GIVEN INSTRUCTION: Return every line below as is, leaving out the pictures.

----- SOURCE RECORDS

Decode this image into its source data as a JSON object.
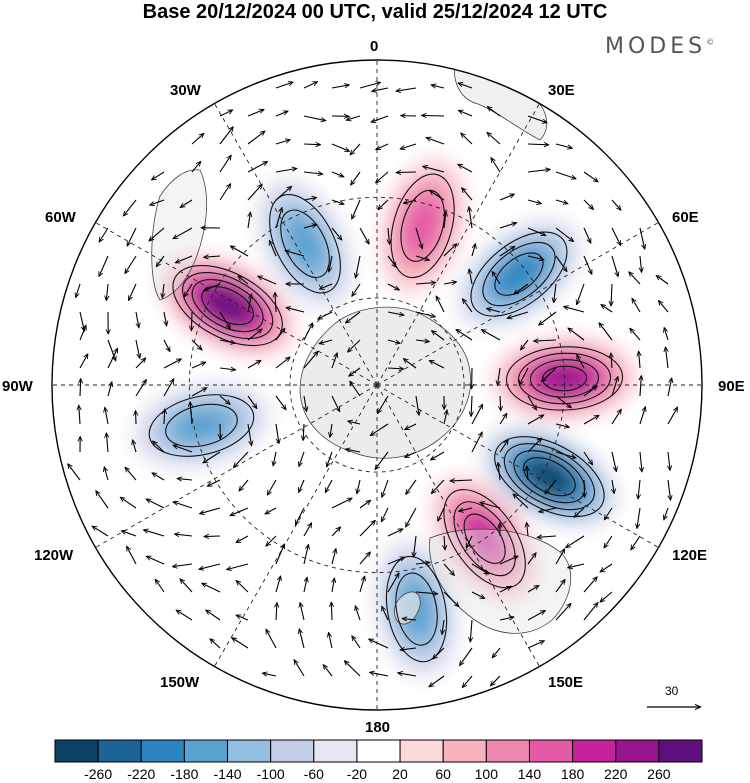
{
  "title": "Base 20/12/2024 00 UTC, valid 25/12/2024 12 UTC",
  "brand": "MODES",
  "brand_mark": "©",
  "longitude_labels": [
    "0",
    "30E",
    "60E",
    "90E",
    "120E",
    "150E",
    "180",
    "150W",
    "120W",
    "90W",
    "60W",
    "30W"
  ],
  "vector_scale": {
    "label": "30"
  },
  "colorbar": {
    "colors": [
      "#0b4263",
      "#1c6496",
      "#2b85c0",
      "#5aa2d1",
      "#92bee0",
      "#c3cfe8",
      "#e5e5f3",
      "#ffffff",
      "#fbd9dc",
      "#f6b3bd",
      "#f087b0",
      "#e45aa6",
      "#c7229c",
      "#97148f",
      "#5d0f7d"
    ],
    "tick_labels": [
      "-260",
      "-220",
      "-180",
      "-140",
      "-100",
      "-60",
      "-20",
      "20",
      "60",
      "100",
      "140",
      "180",
      "220",
      "260"
    ]
  },
  "field_features": [
    {
      "sign": "positive",
      "level": 260,
      "lon": -62,
      "colat": 55
    },
    {
      "sign": "negative",
      "level": -140,
      "lon": -27,
      "colat": 52
    },
    {
      "sign": "positive",
      "level": 140,
      "lon": 16,
      "colat": 54
    },
    {
      "sign": "negative",
      "level": -180,
      "lon": 52,
      "colat": 58
    },
    {
      "sign": "positive",
      "level": 220,
      "lon": 88,
      "colat": 60
    },
    {
      "sign": "negative",
      "level": -260,
      "lon": 118,
      "colat": 62
    },
    {
      "sign": "positive",
      "level": 180,
      "lon": 145,
      "colat": 60
    },
    {
      "sign": "negative",
      "level": -140,
      "lon": 170,
      "colat": 70
    },
    {
      "sign": "negative",
      "level": -140,
      "lon": -103,
      "colat": 58
    }
  ]
}
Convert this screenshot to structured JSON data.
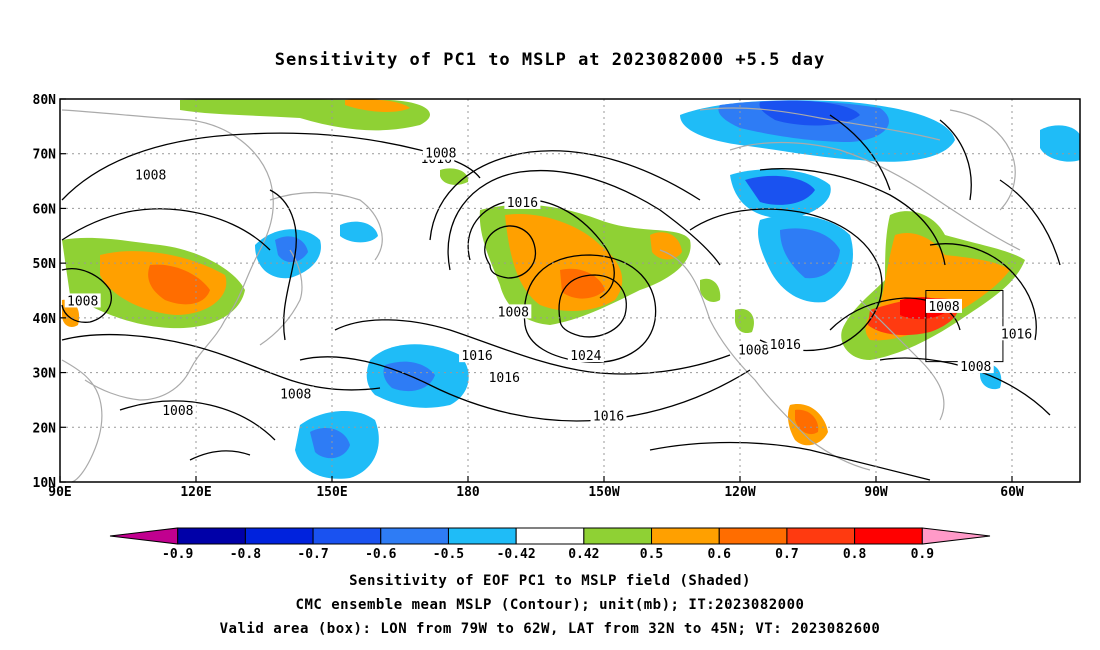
{
  "title": "Sensitivity of PC1 to MSLP at 2023082000 +5.5 day",
  "map": {
    "lon_ticks": [
      "90E",
      "120E",
      "150E",
      "180",
      "150W",
      "120W",
      "90W",
      "60W"
    ],
    "lat_ticks": [
      "80N",
      "70N",
      "60N",
      "50N",
      "40N",
      "30N",
      "20N",
      "10N"
    ]
  },
  "contour_labels": [
    {
      "text": "1016",
      "lon": 173,
      "lat": 69
    },
    {
      "text": "1008",
      "lon": 174,
      "lat": 70
    },
    {
      "text": "1008",
      "lon": 110,
      "lat": 66
    },
    {
      "text": "1016",
      "lon": -168,
      "lat": 61
    },
    {
      "text": "1008",
      "lon": 95,
      "lat": 43
    },
    {
      "text": "1008",
      "lon": -170,
      "lat": 41
    },
    {
      "text": "1024",
      "lon": -154,
      "lat": 33
    },
    {
      "text": "1016",
      "lon": -178,
      "lat": 33
    },
    {
      "text": "1016",
      "lon": -172,
      "lat": 29
    },
    {
      "text": "1008",
      "lon": 142,
      "lat": 26
    },
    {
      "text": "1008",
      "lon": 116,
      "lat": 23
    },
    {
      "text": "1016",
      "lon": -149,
      "lat": 22
    },
    {
      "text": "1008",
      "lon": -117,
      "lat": 34
    },
    {
      "text": "1016",
      "lon": -110,
      "lat": 35
    },
    {
      "text": "1008",
      "lon": -75,
      "lat": 42
    },
    {
      "text": "1016",
      "lon": -59,
      "lat": 37
    },
    {
      "text": "1008",
      "lon": -68,
      "lat": 31
    }
  ],
  "colorbar": {
    "labels": [
      "-0.9",
      "-0.8",
      "-0.7",
      "-0.6",
      "-0.5",
      "-0.42",
      "0.42",
      "0.5",
      "0.6",
      "0.7",
      "0.8",
      "0.9"
    ],
    "colors": [
      "#c1008f",
      "#0000a8",
      "#0022dd",
      "#1a52f0",
      "#2e7cf5",
      "#1fbcf7",
      "#ffffff",
      "#8fd134",
      "#ffa000",
      "#ff6d00",
      "#ff3a10",
      "#ff0000",
      "#ff9ac8"
    ]
  },
  "captions": [
    "Sensitivity of EOF PC1 to MSLP field (Shaded)",
    "CMC ensemble mean MSLP (Contour); unit(mb); IT:2023082000",
    "Valid area (box): LON from 79W to 62W, LAT from 32N to 45N; VT: 2023082600"
  ],
  "valid_box": {
    "lon_min": -79,
    "lon_max": -62,
    "lat_min": 32,
    "lat_max": 45
  }
}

----------

EXERCISE OUTPUT:
Decode this image into its source data as a JSON object.
{
  "title": "Base 20/12/2024 00 UTC, valid 25/12/2024 12 UTC",
  "brand": "MODES",
  "brand_mark": "©",
  "longitude_labels": [
    "0",
    "30E",
    "60E",
    "90E",
    "120E",
    "150E",
    "180",
    "150W",
    "120W",
    "90W",
    "60W",
    "30W"
  ],
  "vector_scale": {
    "label": "30"
  },
  "colorbar": {
    "colors": [
      "#0b4263",
      "#1c6496",
      "#2b85c0",
      "#5aa2d1",
      "#92bee0",
      "#c3cfe8",
      "#e5e5f3",
      "#ffffff",
      "#fbd9dc",
      "#f6b3bd",
      "#f087b0",
      "#e45aa6",
      "#c7229c",
      "#97148f",
      "#5d0f7d"
    ],
    "tick_labels": [
      "-260",
      "-220",
      "-180",
      "-140",
      "-100",
      "-60",
      "-20",
      "20",
      "60",
      "100",
      "140",
      "180",
      "220",
      "260"
    ]
  },
  "field_features": [
    {
      "sign": "positive",
      "level": 260,
      "lon": -62,
      "colat": 55
    },
    {
      "sign": "negative",
      "level": -140,
      "lon": -27,
      "colat": 52
    },
    {
      "sign": "positive",
      "level": 140,
      "lon": 16,
      "colat": 54
    },
    {
      "sign": "negative",
      "level": -180,
      "lon": 52,
      "colat": 58
    },
    {
      "sign": "positive",
      "level": 220,
      "lon": 88,
      "colat": 60
    },
    {
      "sign": "negative",
      "level": -260,
      "lon": 118,
      "colat": 62
    },
    {
      "sign": "positive",
      "level": 180,
      "lon": 145,
      "colat": 60
    },
    {
      "sign": "negative",
      "level": -140,
      "lon": 170,
      "colat": 70
    },
    {
      "sign": "negative",
      "level": -140,
      "lon": -103,
      "colat": 58
    }
  ]
}
Convert this screenshot to structured JSON data.
{
  "title": "Sensitivity of PC1 to MSLP at 2023082000 +5.5 day",
  "map": {
    "lon_ticks": [
      "90E",
      "120E",
      "150E",
      "180",
      "150W",
      "120W",
      "90W",
      "60W"
    ],
    "lat_ticks": [
      "80N",
      "70N",
      "60N",
      "50N",
      "40N",
      "30N",
      "20N",
      "10N"
    ]
  },
  "contour_labels": [
    {
      "text": "1016",
      "lon": 173,
      "lat": 69
    },
    {
      "text": "1008",
      "lon": 174,
      "lat": 70
    },
    {
      "text": "1008",
      "lon": 110,
      "lat": 66
    },
    {
      "text": "1016",
      "lon": -168,
      "lat": 61
    },
    {
      "text": "1008",
      "lon": 95,
      "lat": 43
    },
    {
      "text": "1008",
      "lon": -170,
      "lat": 41
    },
    {
      "text": "1024",
      "lon": -154,
      "lat": 33
    },
    {
      "text": "1016",
      "lon": -178,
      "lat": 33
    },
    {
      "text": "1016",
      "lon": -172,
      "lat": 29
    },
    {
      "text": "1008",
      "lon": 142,
      "lat": 26
    },
    {
      "text": "1008",
      "lon": 116,
      "lat": 23
    },
    {
      "text": "1016",
      "lon": -149,
      "lat": 22
    },
    {
      "text": "1008",
      "lon": -117,
      "lat": 34
    },
    {
      "text": "1016",
      "lon": -110,
      "lat": 35
    },
    {
      "text": "1008",
      "lon": -75,
      "lat": 42
    },
    {
      "text": "1016",
      "lon": -59,
      "lat": 37
    },
    {
      "text": "1008",
      "lon": -68,
      "lat": 31
    }
  ],
  "colorbar": {
    "labels": [
      "-0.9",
      "-0.8",
      "-0.7",
      "-0.6",
      "-0.5",
      "-0.42",
      "0.42",
      "0.5",
      "0.6",
      "0.7",
      "0.8",
      "0.9"
    ],
    "colors": [
      "#c1008f",
      "#0000a8",
      "#0022dd",
      "#1a52f0",
      "#2e7cf5",
      "#1fbcf7",
      "#ffffff",
      "#8fd134",
      "#ffa000",
      "#ff6d00",
      "#ff3a10",
      "#ff0000",
      "#ff9ac8"
    ]
  },
  "captions": [
    "Sensitivity of EOF PC1 to MSLP field (Shaded)",
    "CMC ensemble mean MSLP (Contour); unit(mb); IT:2023082000",
    "Valid area (box): LON from 79W to 62W, LAT from 32N to 45N; VT: 2023082600"
  ],
  "valid_box": {
    "lon_min": -79,
    "lon_max": -62,
    "lat_min": 32,
    "lat_max": 45
  }
}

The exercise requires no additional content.